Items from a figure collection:
────────────────

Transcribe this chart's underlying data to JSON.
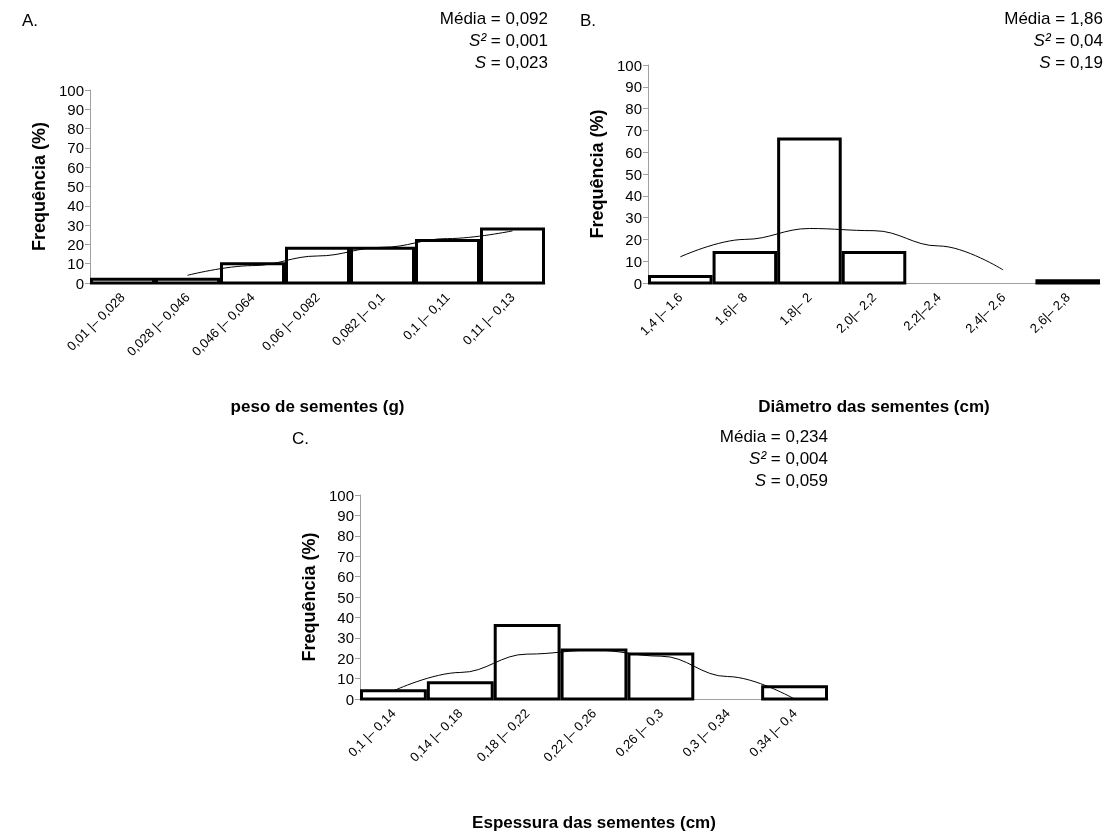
{
  "chart_data": [
    {
      "type": "bar",
      "title": "A.",
      "xlabel": "peso de sementes (g)",
      "ylabel": "Frequência (%)",
      "annotations": [
        "Média = 0,092",
        "S² = 0,001",
        "S = 0,023"
      ],
      "categories": [
        "0,01 |– 0,028",
        "0,028 |– 0,046",
        "0,046 |– 0,064",
        "0,06 |– 0,082",
        "0,082 |– 0,1",
        "0,1 |– 0,11",
        "0,11 |– 0,13"
      ],
      "series": [
        {
          "color": "#ffffff",
          "values": [
            2,
            2,
            10,
            18,
            18,
            22,
            28
          ]
        },
        {
          "type": "line",
          "color": "#000000",
          "values": [
            null,
            4,
            9,
            14,
            18.5,
            23,
            27
          ]
        }
      ],
      "ylim": [
        0,
        100
      ],
      "yticks": [
        0,
        10,
        20,
        30,
        40,
        50,
        60,
        70,
        80,
        90,
        100
      ],
      "grid": false,
      "marker": "none"
    },
    {
      "type": "bar",
      "title": "B.",
      "xlabel": "Diâmetro das sementes (cm)",
      "ylabel": "Frequência (%)",
      "annotations": [
        "Média = 1,86",
        "S² = 0,04",
        "S = 0,19"
      ],
      "categories": [
        "1,4 |– 1,6",
        "1,6|– 8",
        "1,8|– 2",
        "2,0|– 2,2",
        "2,2|–2,4",
        "2,4|– 2,6",
        "2,6|– 2,8"
      ],
      "series": [
        {
          "color": "#ffffff",
          "values": [
            3,
            14,
            66,
            14,
            0,
            0,
            1
          ]
        },
        {
          "type": "line",
          "color": "#000000",
          "values": [
            12,
            20,
            25,
            24,
            17,
            6,
            null
          ]
        }
      ],
      "ylim": [
        0,
        100
      ],
      "yticks": [
        0,
        10,
        20,
        30,
        40,
        50,
        60,
        70,
        80,
        90,
        100
      ],
      "grid": false,
      "marker": "none"
    },
    {
      "type": "bar",
      "title": "C.",
      "xlabel": "Espessura das sementes (cm)",
      "ylabel": "Frequência (%)",
      "annotations": [
        "Média = 0,234",
        "S² = 0,004",
        "S = 0,059"
      ],
      "categories": [
        "0,1 |– 0,14",
        "0,14 |– 0,18",
        "0,18 |– 0,22",
        "0,22 |– 0,26",
        "0,26 |– 0,3",
        "0,3 |– 0,34",
        "0,34 |– 0,4"
      ],
      "series": [
        {
          "color": "#ffffff",
          "values": [
            4,
            8,
            36,
            24,
            22,
            0,
            6
          ]
        },
        {
          "type": "line",
          "color": "#000000",
          "values": [
            4,
            13,
            22,
            24,
            21,
            11,
            0
          ]
        }
      ],
      "ylim": [
        0,
        100
      ],
      "yticks": [
        0,
        10,
        20,
        30,
        40,
        50,
        60,
        70,
        80,
        90,
        100
      ],
      "grid": false,
      "marker": "none"
    }
  ]
}
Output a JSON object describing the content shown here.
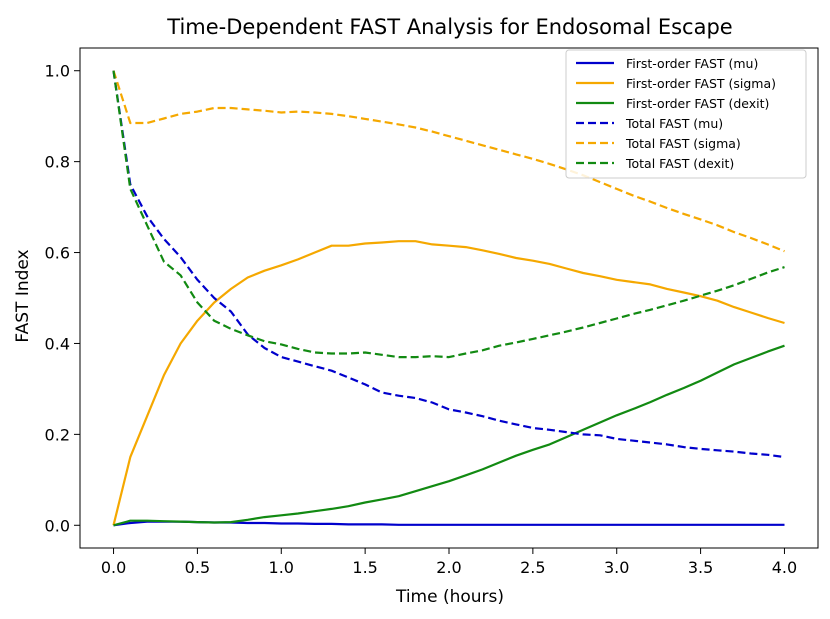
{
  "chart_data": {
    "type": "line",
    "title": "Time-Dependent FAST Analysis for Endosomal Escape",
    "xlabel": "Time (hours)",
    "ylabel": "FAST Index",
    "xlim": [
      -0.2,
      4.2
    ],
    "ylim": [
      -0.05,
      1.05
    ],
    "xticks": [
      0.0,
      0.5,
      1.0,
      1.5,
      2.0,
      2.5,
      3.0,
      3.5,
      4.0
    ],
    "xtick_labels": [
      "0.0",
      "0.5",
      "1.0",
      "1.5",
      "2.0",
      "2.5",
      "3.0",
      "3.5",
      "4.0"
    ],
    "yticks": [
      0.0,
      0.2,
      0.4,
      0.6,
      0.8,
      1.0
    ],
    "ytick_labels": [
      "0.0",
      "0.2",
      "0.4",
      "0.6",
      "0.8",
      "1.0"
    ],
    "grid": false,
    "legend_position": "top-right",
    "x": [
      0.0,
      0.1,
      0.2,
      0.3,
      0.4,
      0.5,
      0.6,
      0.7,
      0.8,
      0.9,
      1.0,
      1.1,
      1.2,
      1.3,
      1.4,
      1.5,
      1.6,
      1.7,
      1.8,
      1.9,
      2.0,
      2.1,
      2.2,
      2.3,
      2.4,
      2.5,
      2.6,
      2.7,
      2.8,
      2.9,
      3.0,
      3.1,
      3.2,
      3.3,
      3.4,
      3.5,
      3.6,
      3.7,
      3.8,
      3.9,
      4.0
    ],
    "series": [
      {
        "name": "First-order FAST (mu)",
        "color": "#0000cc",
        "style": "solid",
        "values": [
          0.0,
          0.005,
          0.008,
          0.008,
          0.008,
          0.007,
          0.006,
          0.006,
          0.005,
          0.005,
          0.004,
          0.004,
          0.003,
          0.003,
          0.002,
          0.002,
          0.002,
          0.001,
          0.001,
          0.001,
          0.001,
          0.001,
          0.001,
          0.001,
          0.001,
          0.001,
          0.001,
          0.001,
          0.001,
          0.001,
          0.001,
          0.001,
          0.001,
          0.001,
          0.001,
          0.001,
          0.001,
          0.001,
          0.001,
          0.001,
          0.001
        ]
      },
      {
        "name": "First-order FAST (sigma)",
        "color": "#f5a800",
        "style": "solid",
        "values": [
          0.0,
          0.15,
          0.24,
          0.33,
          0.4,
          0.45,
          0.49,
          0.52,
          0.545,
          0.56,
          0.572,
          0.585,
          0.6,
          0.615,
          0.615,
          0.62,
          0.622,
          0.625,
          0.625,
          0.618,
          0.615,
          0.612,
          0.605,
          0.597,
          0.588,
          0.582,
          0.575,
          0.565,
          0.555,
          0.548,
          0.54,
          0.535,
          0.53,
          0.52,
          0.512,
          0.504,
          0.494,
          0.48,
          0.468,
          0.456,
          0.445
        ]
      },
      {
        "name": "First-order FAST (dexit)",
        "color": "#128a12",
        "style": "solid",
        "values": [
          0.0,
          0.01,
          0.01,
          0.009,
          0.008,
          0.007,
          0.006,
          0.007,
          0.012,
          0.018,
          0.022,
          0.026,
          0.031,
          0.036,
          0.042,
          0.05,
          0.057,
          0.064,
          0.075,
          0.086,
          0.097,
          0.11,
          0.123,
          0.138,
          0.153,
          0.166,
          0.178,
          0.194,
          0.21,
          0.226,
          0.242,
          0.256,
          0.271,
          0.287,
          0.302,
          0.318,
          0.336,
          0.354,
          0.368,
          0.382,
          0.395
        ]
      },
      {
        "name": "Total FAST (mu)",
        "color": "#0000cc",
        "style": "dashed",
        "values": [
          1.0,
          0.75,
          0.68,
          0.63,
          0.59,
          0.54,
          0.5,
          0.47,
          0.42,
          0.39,
          0.37,
          0.36,
          0.35,
          0.34,
          0.325,
          0.31,
          0.292,
          0.285,
          0.28,
          0.27,
          0.255,
          0.248,
          0.24,
          0.23,
          0.222,
          0.214,
          0.21,
          0.205,
          0.2,
          0.198,
          0.19,
          0.186,
          0.182,
          0.178,
          0.172,
          0.168,
          0.165,
          0.162,
          0.158,
          0.155,
          0.15
        ]
      },
      {
        "name": "Total FAST (sigma)",
        "color": "#f5a800",
        "style": "dashed",
        "values": [
          1.0,
          0.885,
          0.885,
          0.895,
          0.905,
          0.91,
          0.918,
          0.918,
          0.915,
          0.912,
          0.908,
          0.91,
          0.908,
          0.905,
          0.9,
          0.894,
          0.888,
          0.882,
          0.875,
          0.866,
          0.856,
          0.846,
          0.836,
          0.826,
          0.816,
          0.806,
          0.795,
          0.783,
          0.77,
          0.755,
          0.74,
          0.725,
          0.712,
          0.698,
          0.685,
          0.673,
          0.66,
          0.645,
          0.632,
          0.618,
          0.603
        ]
      },
      {
        "name": "Total FAST (dexit)",
        "color": "#128a12",
        "style": "dashed",
        "values": [
          1.0,
          0.74,
          0.66,
          0.58,
          0.55,
          0.49,
          0.45,
          0.432,
          0.418,
          0.405,
          0.398,
          0.388,
          0.38,
          0.378,
          0.378,
          0.38,
          0.375,
          0.37,
          0.37,
          0.372,
          0.37,
          0.378,
          0.385,
          0.395,
          0.402,
          0.41,
          0.418,
          0.426,
          0.435,
          0.445,
          0.455,
          0.465,
          0.474,
          0.484,
          0.494,
          0.505,
          0.516,
          0.528,
          0.542,
          0.556,
          0.568
        ]
      }
    ]
  }
}
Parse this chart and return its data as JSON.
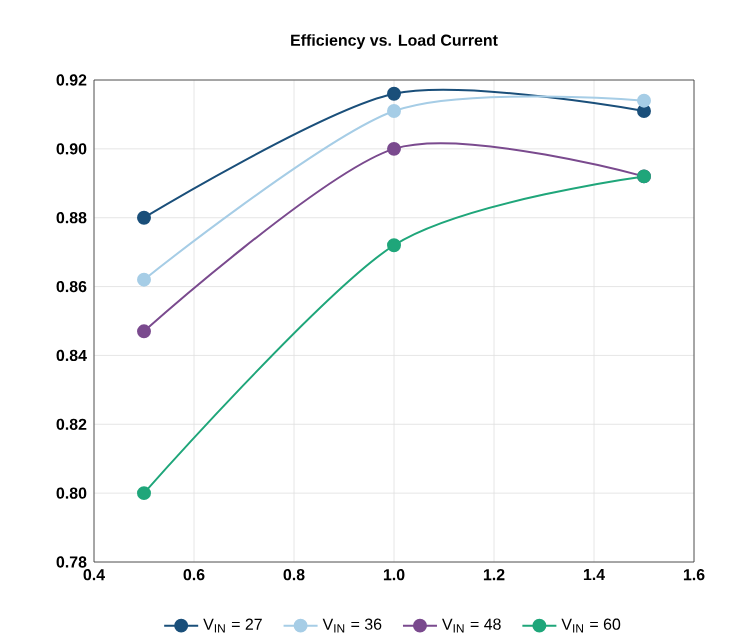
{
  "chart_data": {
    "type": "line",
    "title": "Efficiency vs. Load Current",
    "x": [
      0.5,
      1.0,
      1.5
    ],
    "series": [
      {
        "name": "V$_{IN}$ = 27",
        "color": "#1a4f7a",
        "values": [
          0.88,
          0.916,
          0.911
        ]
      },
      {
        "name": "V$_{IN}$ = 36",
        "color": "#a6cde6",
        "values": [
          0.862,
          0.911,
          0.914
        ]
      },
      {
        "name": "V$_{IN}$ = 48",
        "color": "#7a4a8e",
        "values": [
          0.847,
          0.9,
          0.892
        ]
      },
      {
        "name": "V$_{IN}$ = 60",
        "color": "#1fa67a",
        "values": [
          0.8,
          0.872,
          0.892
        ]
      }
    ],
    "xlim": [
      0.4,
      1.6
    ],
    "xticks": [
      0.4,
      0.6,
      0.8,
      {
        "value": 1.0,
        "label": "1.0"
      },
      1.2,
      1.4,
      1.6
    ],
    "ylim": [
      0.78,
      0.92
    ],
    "yticks": [
      0.78,
      {
        "value": 0.8,
        "label": "0.80"
      },
      0.82,
      0.84,
      0.86,
      0.88,
      {
        "value": 0.9,
        "label": "0.90"
      },
      0.92
    ],
    "grid": true,
    "legend": "bottom",
    "marker": "circle",
    "line_style": "solid"
  }
}
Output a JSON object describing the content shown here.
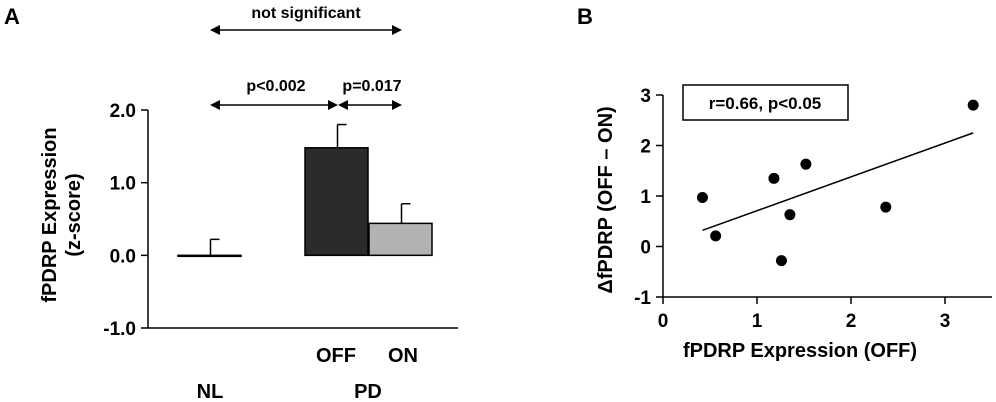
{
  "chart_data": [
    {
      "panel": "A",
      "type": "bar",
      "ylabel_line1": "fPDRP Expression",
      "ylabel_line2": "(z-score)",
      "ylim": [
        -1.0,
        2.0
      ],
      "yticks": [
        "2.0",
        "1.0",
        "0.0",
        "-1.0"
      ],
      "bars": [
        {
          "label": "",
          "value": 0.0,
          "error": 0.22,
          "color": "#ffffff"
        },
        {
          "label": "OFF",
          "value": 1.48,
          "error": 0.32,
          "color": "#2b2b2b"
        },
        {
          "label": "ON",
          "value": 0.44,
          "error": 0.27,
          "color": "#b2b2b2"
        }
      ],
      "group_labels": [
        "NL",
        "PD"
      ],
      "comparisons": [
        {
          "text": "not significant"
        },
        {
          "text": "p<0.002"
        },
        {
          "text": "p=0.017"
        }
      ]
    },
    {
      "panel": "B",
      "type": "scatter",
      "xlabel": "fPDRP Expression (OFF)",
      "ylabel": "ΔfPDRP (OFF – ON)",
      "xlim": [
        0,
        3.5
      ],
      "ylim": [
        -1,
        3
      ],
      "xticks": [
        "0",
        "1",
        "2",
        "3"
      ],
      "yticks": [
        "3",
        "2",
        "1",
        "0",
        "-1"
      ],
      "points": [
        {
          "x": 0.42,
          "y": 0.97
        },
        {
          "x": 0.56,
          "y": 0.21
        },
        {
          "x": 1.18,
          "y": 1.35
        },
        {
          "x": 1.26,
          "y": -0.28
        },
        {
          "x": 1.35,
          "y": 0.63
        },
        {
          "x": 1.52,
          "y": 1.63
        },
        {
          "x": 2.37,
          "y": 0.78
        },
        {
          "x": 3.3,
          "y": 2.8
        }
      ],
      "fit_line": {
        "x": [
          0.42,
          3.3
        ],
        "y": [
          0.32,
          2.25
        ]
      },
      "annotation": "r=0.66, p<0.05"
    }
  ]
}
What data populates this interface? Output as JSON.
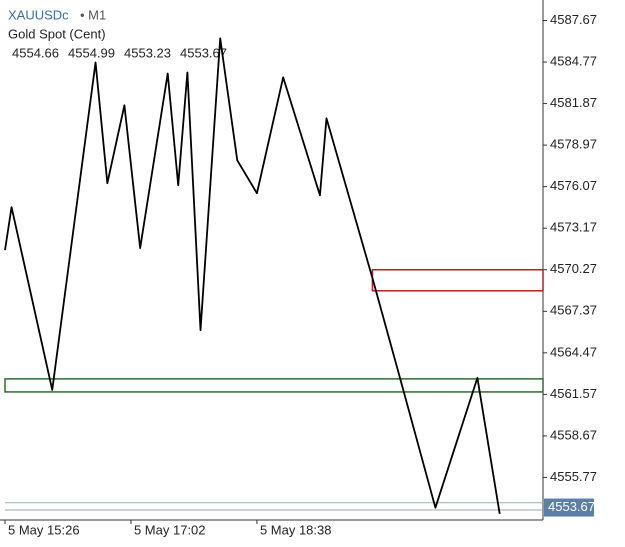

────────────────

== What is asked ==
Provide the count, and nothing else, of lines in the data above where the word "First" occurs.

== In response ==
3